• Extrait du document:
>>>

Kleber Mendonça Filho est probablement cinéaste parce que cela relève chez lui et depuis toujours d’une manière de considérer l’existence. Son quotidien est la source première de son inspiration, et la salle obscure le lieu du développement de son imaginaire.

C’est ainsi qu’en se plongeant dans le passé de sa ville, et dans ses propres archives, il reconstruit une histoire du cinéma, le sien. La visite historique de Tony Curtis et Janet Leigh à Recife en 1961 en constitue le bal inaugural : des figures hollywoodiennes ont arpenté main dans la main le bord de mer d’une ville qui compta tant de salles de cinéma.

Il n’existe pas ici pour lui de lieux vierges de cinématographie, ainsi de l’appartement maternel qui est le lieu où il vit, mais aussi celui où il filme sans cesse, comme un studio hollywoodien reconstitué en miniature brésilienne.

Les alentours, qui changèrent tant avec l’arrivée massive de nouveaux habitants, lui ont servi de matière à histoires, ainsi du sentiment d’insécurité ressenti par la population nouvelle et qui traverse ses films, sentiment en réalité déconnecté de la réalité plutôt paisible de Recife.

<<<

• Données affichées:
>>>

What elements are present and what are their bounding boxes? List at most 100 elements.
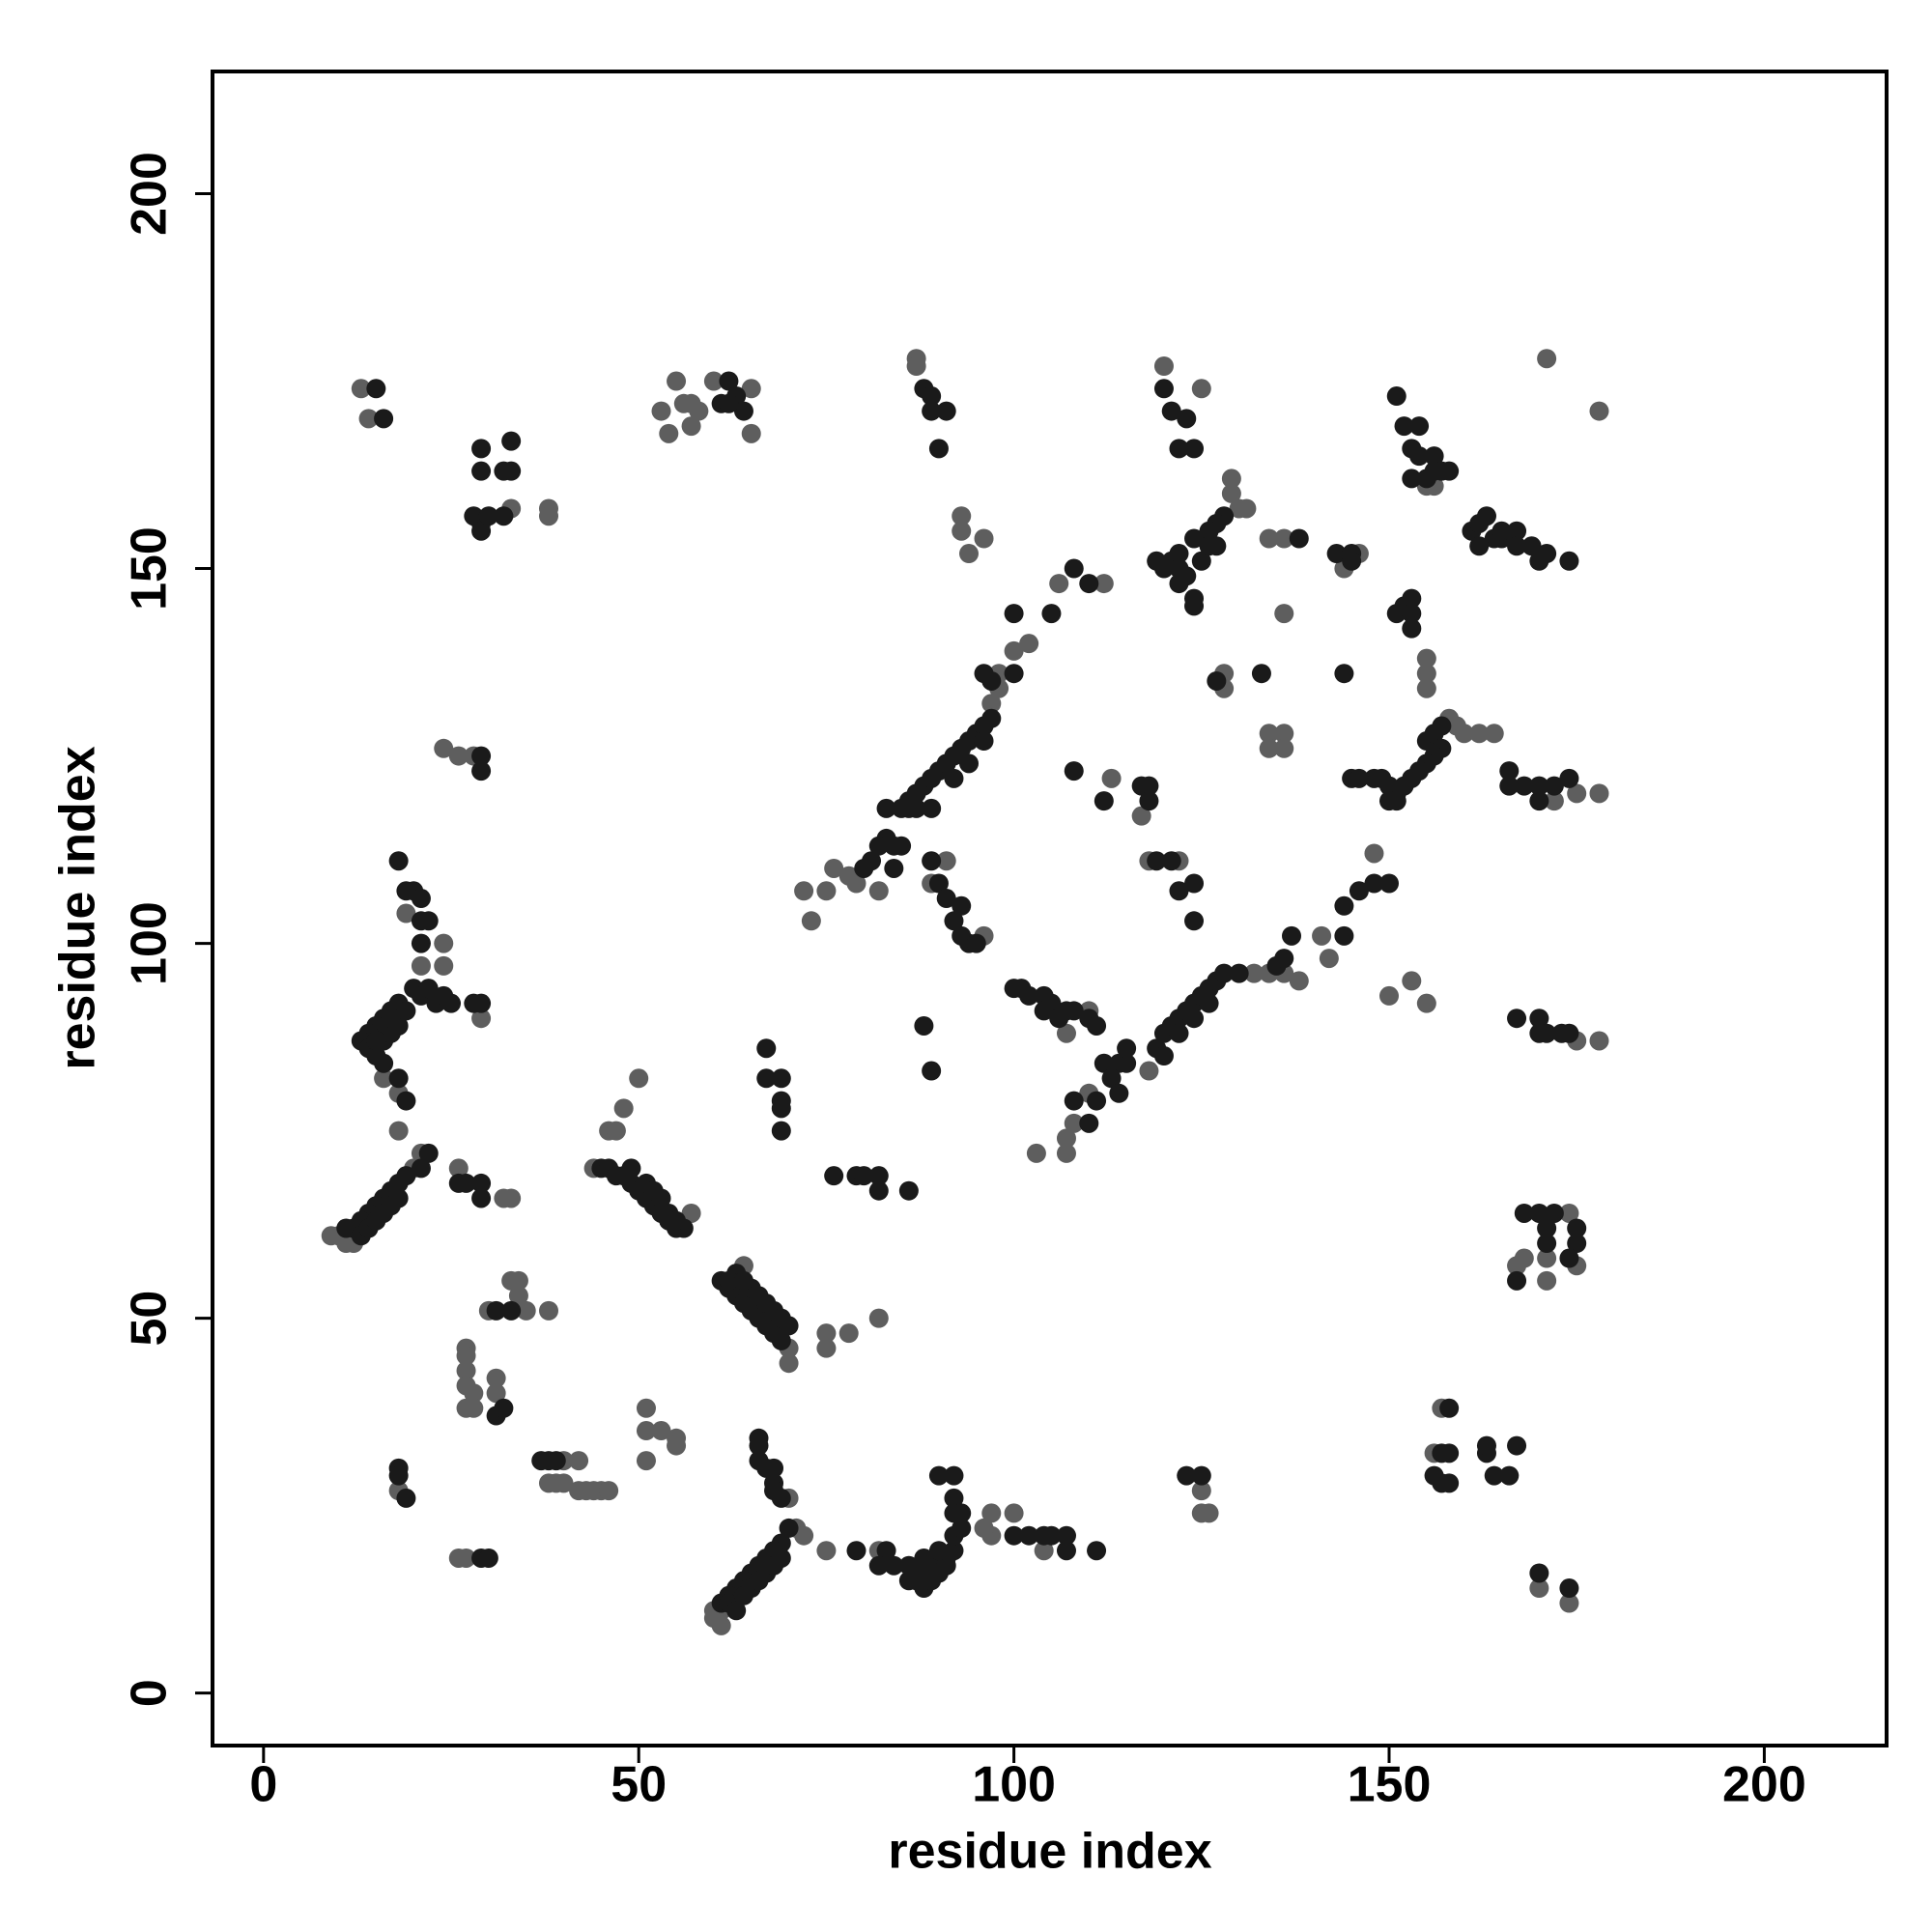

<<<

• Exercice proposé 1:
Répondez brièvement à ces questions sur le texte consacré à Kleber Mendonça Filho.
(a) Quelles vedettes hollywoodiennes se sont rendues à Recife en 1961 ?
(b) Quel lieu est à la fois l'endroit où vit le cinéaste et celui où il filme sans cesse ?
(c) Quel sentiment, éprouvé par la population nouvelle, traverse ses films ?
• Exercice proposé 2:
Poursuivez le texte consacré à Kleber Mendonça Filho après sa dernière phrase.
Les données n'interviennent pas dans ce travail.

• Réponse rédigée 1:
(a) Tony Curtis et Janet Leigh.
(b) L'appartement maternel.
(c) Le sentiment d'insécurité.

• Réponse rédigée 2:
Kleber Mendonça Filho se fait le conteur de cette histoire mélangée qui fait pour lui un tout. L’avantage du portugais à la sauce brésilienne est que la moindre phrase, c’est déjà de la musique (contrairement au néerlandais par exemple), et on se laisse bercer par l’indéfectible mélancolie des images et des mots.

Avec une infinie délicatesse, une narration audacieuse et des images aussi belles qu’hétéroclites, le cinéaste rejoue pour nous ce qu’a été pour lui l’éternelle magie du cinéma. Et la séance achevée, on se sent un peu comme ce projectionniste aujourd’hui défunt, pilier d’une salle de cinéma abandonnée, qui promit de fermer définitivement les lieux avec une clé de larmes.